- Aim of the task
Which lines have the string "dans"? Copy all of them from the entries below.

- Dataset entries
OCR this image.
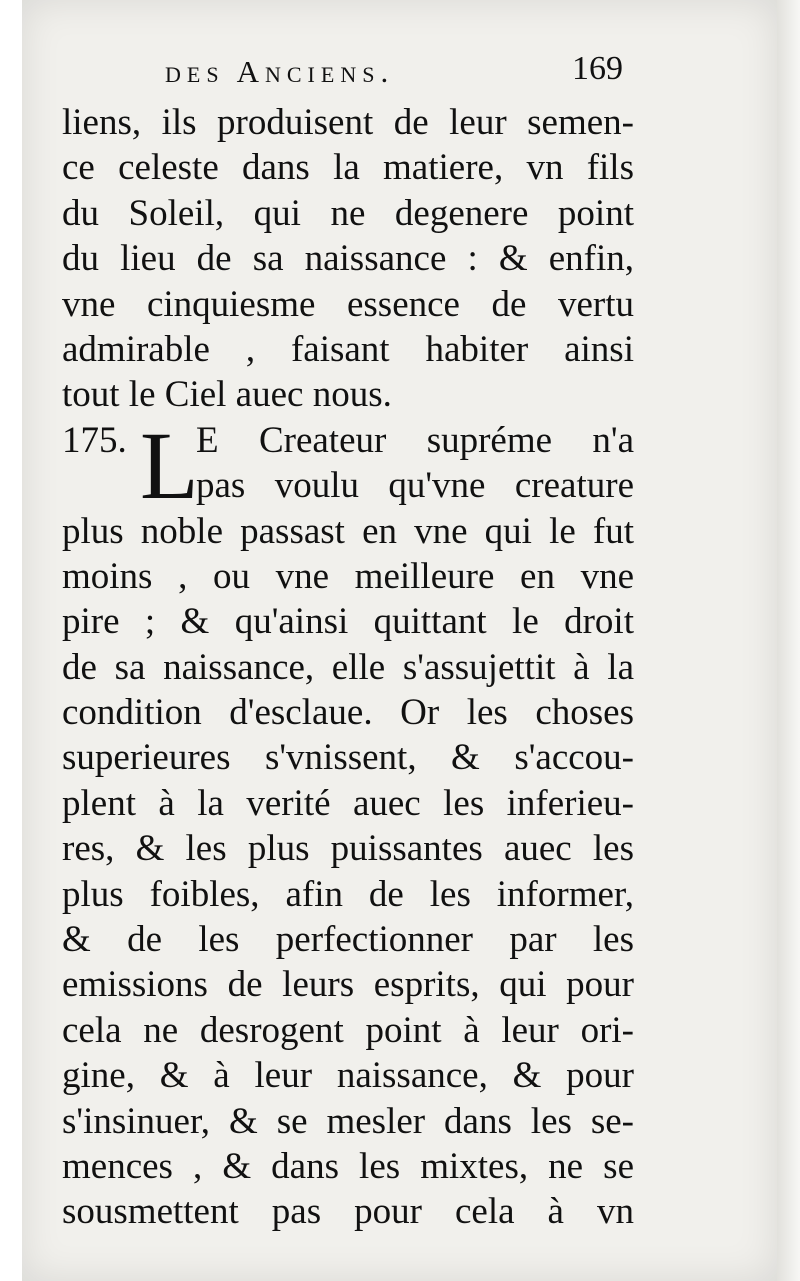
des Anciens.	169
liens, ils produisent de leur semen-
ce celeste dans la matiere, vn fils
du Soleil, qui ne degenere point
du lieu de sa naissance : & enfin,
vne cinquiesme essence de vertu
admirable , faisant habiter ainsi
tout le Ciel auec nous.
175. L
E Createur supréme n'a
pas voulu qu'vne creature
plus noble passast en vne qui le fut
moins , ou vne meilleure en vne
pire ; & qu'ainsi quittant le droit
de sa naissance, elle s'assujettit à la
condition d'esclaue. Or les choses
superieures s'vnissent, & s'accou-
plent à la verité auec les inferieu-
res, & les plus puissantes auec les
plus foibles, afin de les informer,
& de les perfectionner par les
emissions de leurs esprits, qui pour
cela ne desrogent point à leur ori-
gine, & à leur naissance, & pour
s'insinuer, & se mesler dans les se-
mences , & dans les mixtes, ne se
sousmettent pas pour cela à vn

- Answer to the task
ce celeste dans la matiere, vn fils
s'insinuer, & se mesler dans les se-
mences , & dans les mixtes, ne se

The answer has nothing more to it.